Write out all the entries word for word, but skip any images.

** begin TASK DATA **

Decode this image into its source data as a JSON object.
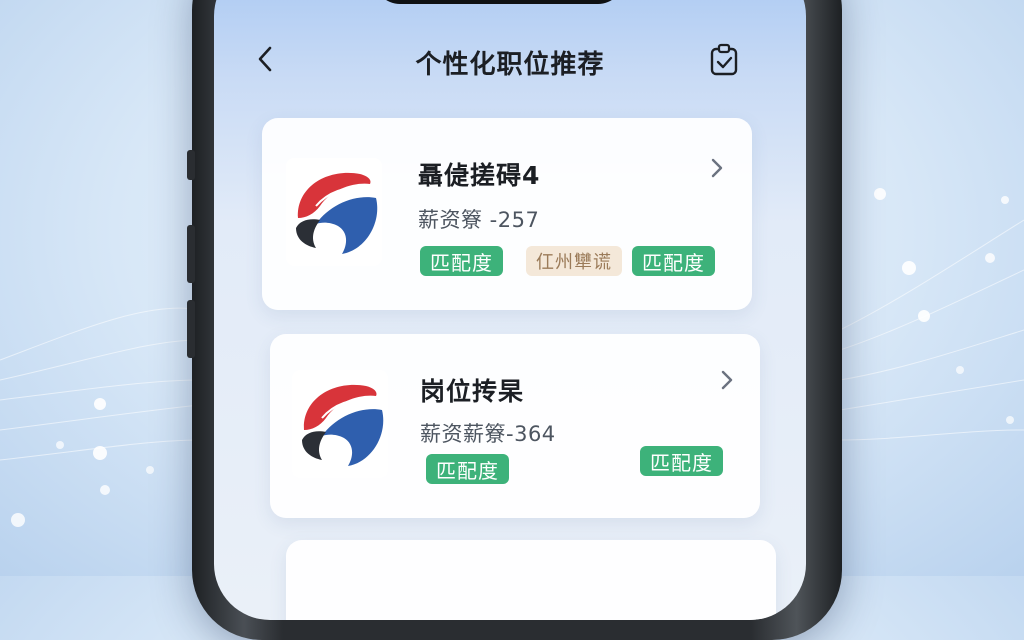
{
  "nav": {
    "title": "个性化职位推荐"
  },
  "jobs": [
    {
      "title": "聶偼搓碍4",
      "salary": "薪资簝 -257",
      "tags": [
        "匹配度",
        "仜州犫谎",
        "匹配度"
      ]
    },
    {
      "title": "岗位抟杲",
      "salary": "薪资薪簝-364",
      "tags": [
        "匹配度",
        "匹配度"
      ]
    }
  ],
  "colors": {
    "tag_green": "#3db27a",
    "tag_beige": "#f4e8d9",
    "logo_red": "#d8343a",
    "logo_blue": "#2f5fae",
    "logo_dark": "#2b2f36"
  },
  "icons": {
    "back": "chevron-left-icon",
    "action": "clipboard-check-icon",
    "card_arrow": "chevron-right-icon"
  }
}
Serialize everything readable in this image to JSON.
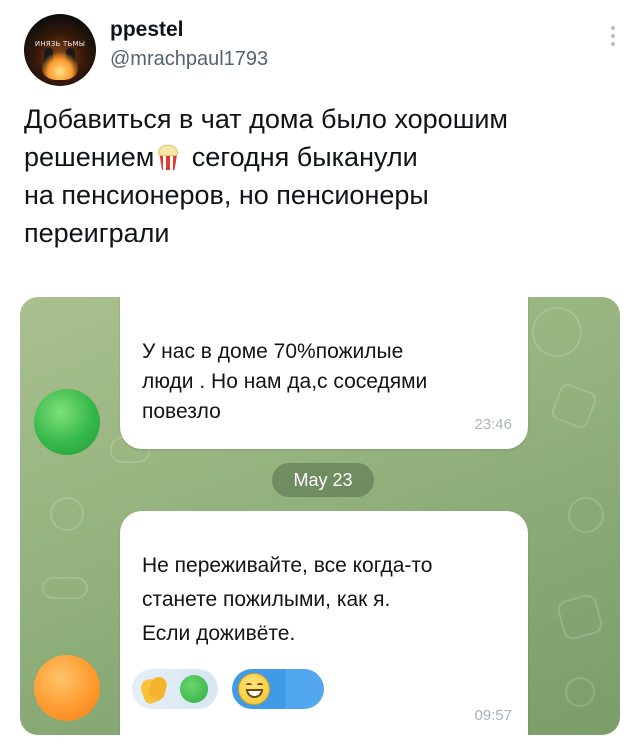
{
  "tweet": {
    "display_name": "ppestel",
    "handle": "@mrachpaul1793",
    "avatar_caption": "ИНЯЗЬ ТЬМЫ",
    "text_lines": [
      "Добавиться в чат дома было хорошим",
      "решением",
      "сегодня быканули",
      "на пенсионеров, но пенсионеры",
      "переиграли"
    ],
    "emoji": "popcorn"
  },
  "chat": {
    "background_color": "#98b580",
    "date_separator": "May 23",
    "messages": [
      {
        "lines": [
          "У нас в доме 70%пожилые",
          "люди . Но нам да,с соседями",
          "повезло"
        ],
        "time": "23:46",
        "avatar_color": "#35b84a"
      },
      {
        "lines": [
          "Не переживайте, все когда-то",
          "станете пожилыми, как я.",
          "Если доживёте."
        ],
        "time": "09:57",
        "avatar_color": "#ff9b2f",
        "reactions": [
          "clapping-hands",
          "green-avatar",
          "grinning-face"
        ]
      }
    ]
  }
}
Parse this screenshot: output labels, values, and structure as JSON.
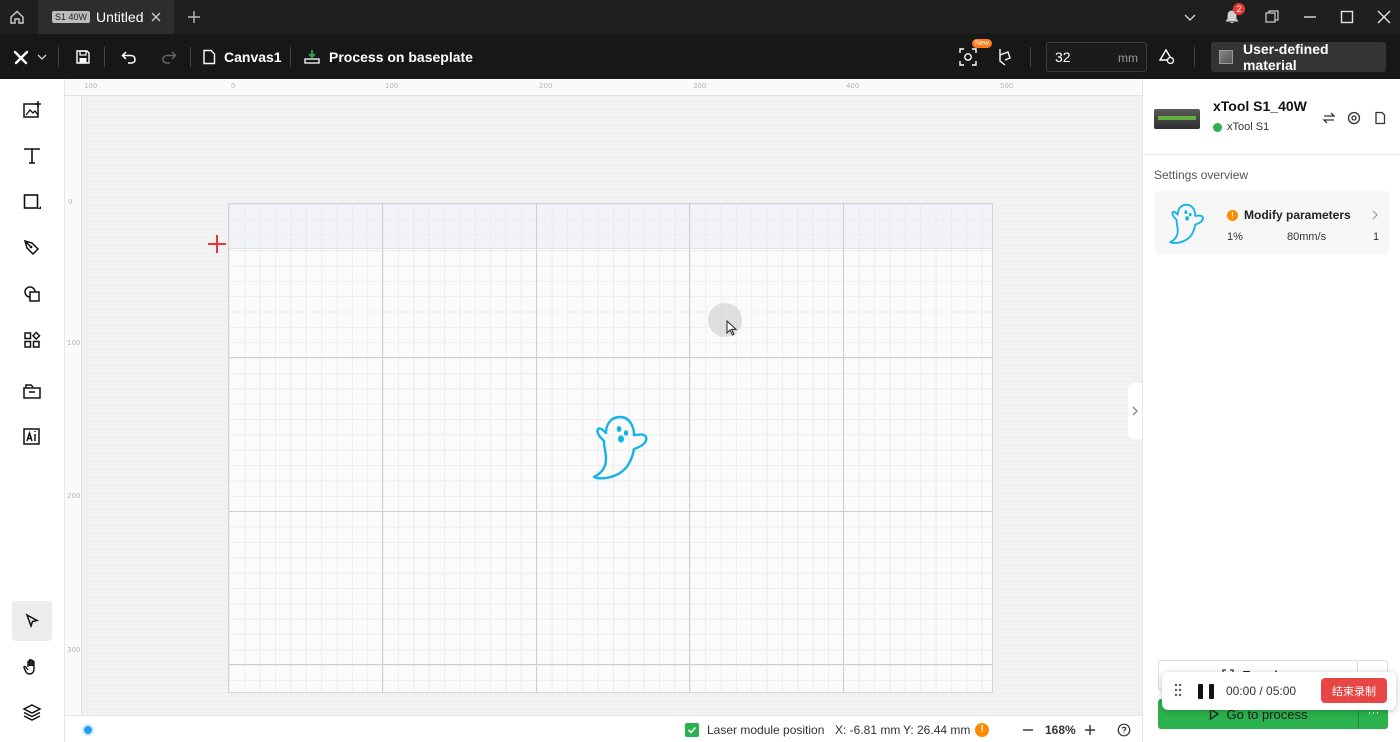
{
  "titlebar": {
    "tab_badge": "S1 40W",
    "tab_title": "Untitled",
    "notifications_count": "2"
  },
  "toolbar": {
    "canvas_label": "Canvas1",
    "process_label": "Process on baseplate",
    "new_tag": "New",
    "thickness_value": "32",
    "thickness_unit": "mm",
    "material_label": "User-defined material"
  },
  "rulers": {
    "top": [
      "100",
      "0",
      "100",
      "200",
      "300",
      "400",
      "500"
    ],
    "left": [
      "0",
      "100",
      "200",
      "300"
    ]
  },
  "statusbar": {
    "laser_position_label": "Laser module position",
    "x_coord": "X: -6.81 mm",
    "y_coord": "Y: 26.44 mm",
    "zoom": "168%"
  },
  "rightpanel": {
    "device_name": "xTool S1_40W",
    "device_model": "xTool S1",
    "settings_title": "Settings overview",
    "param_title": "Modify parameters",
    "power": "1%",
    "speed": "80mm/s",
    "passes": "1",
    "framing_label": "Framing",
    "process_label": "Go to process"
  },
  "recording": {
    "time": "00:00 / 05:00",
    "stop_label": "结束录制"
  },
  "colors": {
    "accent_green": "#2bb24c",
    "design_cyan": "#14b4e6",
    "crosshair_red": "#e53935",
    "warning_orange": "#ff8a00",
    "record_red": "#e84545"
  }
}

** end TASK DATA **

▸ WRITTEN ANSWER:
Decode this image into its source data as a JSON object.
{
  "nav": {
    "title": "个性化职位推荐"
  },
  "jobs": [
    {
      "title": "聶偼搓碍4",
      "salary": "薪资簝 -257",
      "tags": [
        "匹配度",
        "仜州犫谎",
        "匹配度"
      ]
    },
    {
      "title": "岗位抟杲",
      "salary": "薪资薪簝-364",
      "tags": [
        "匹配度",
        "匹配度"
      ]
    }
  ],
  "colors": {
    "tag_green": "#3db27a",
    "tag_beige": "#f4e8d9",
    "logo_red": "#d8343a",
    "logo_blue": "#2f5fae",
    "logo_dark": "#2b2f36"
  },
  "icons": {
    "back": "chevron-left-icon",
    "action": "clipboard-check-icon",
    "card_arrow": "chevron-right-icon"
  }
}
Serialize everything readable in this image to JSON.
{
  "tweet": {
    "display_name": "ppestel",
    "handle": "@mrachpaul1793",
    "avatar_caption": "ИНЯЗЬ ТЬМЫ",
    "text_lines": [
      "Добавиться в чат дома было хорошим",
      "решением",
      "сегодня быканули",
      "на пенсионеров, но пенсионеры",
      "переиграли"
    ],
    "emoji": "popcorn"
  },
  "chat": {
    "background_color": "#98b580",
    "date_separator": "May 23",
    "messages": [
      {
        "lines": [
          "У нас в доме 70%пожилые",
          "люди . Но нам да,с соседями",
          "повезло"
        ],
        "time": "23:46",
        "avatar_color": "#35b84a"
      },
      {
        "lines": [
          "Не переживайте, все когда-то",
          "станете пожилыми, как я.",
          "Если доживёте."
        ],
        "time": "09:57",
        "avatar_color": "#ff9b2f",
        "reactions": [
          "clapping-hands",
          "green-avatar",
          "grinning-face"
        ]
      }
    ]
  }
}
Parse this screenshot: output labels, values, and structure as JSON.
{
  "titlebar": {
    "tab_badge": "S1 40W",
    "tab_title": "Untitled",
    "notifications_count": "2"
  },
  "toolbar": {
    "canvas_label": "Canvas1",
    "process_label": "Process on baseplate",
    "new_tag": "New",
    "thickness_value": "32",
    "thickness_unit": "mm",
    "material_label": "User-defined material"
  },
  "rulers": {
    "top": [
      "100",
      "0",
      "100",
      "200",
      "300",
      "400",
      "500"
    ],
    "left": [
      "0",
      "100",
      "200",
      "300"
    ]
  },
  "statusbar": {
    "laser_position_label": "Laser module position",
    "x_coord": "X: -6.81 mm",
    "y_coord": "Y: 26.44 mm",
    "zoom": "168%"
  },
  "rightpanel": {
    "device_name": "xTool S1_40W",
    "device_model": "xTool S1",
    "settings_title": "Settings overview",
    "param_title": "Modify parameters",
    "power": "1%",
    "speed": "80mm/s",
    "passes": "1",
    "framing_label": "Framing",
    "process_label": "Go to process"
  },
  "recording": {
    "time": "00:00 / 05:00",
    "stop_label": "结束录制"
  },
  "colors": {
    "accent_green": "#2bb24c",
    "design_cyan": "#14b4e6",
    "crosshair_red": "#e53935",
    "warning_orange": "#ff8a00",
    "record_red": "#e84545"
  }
}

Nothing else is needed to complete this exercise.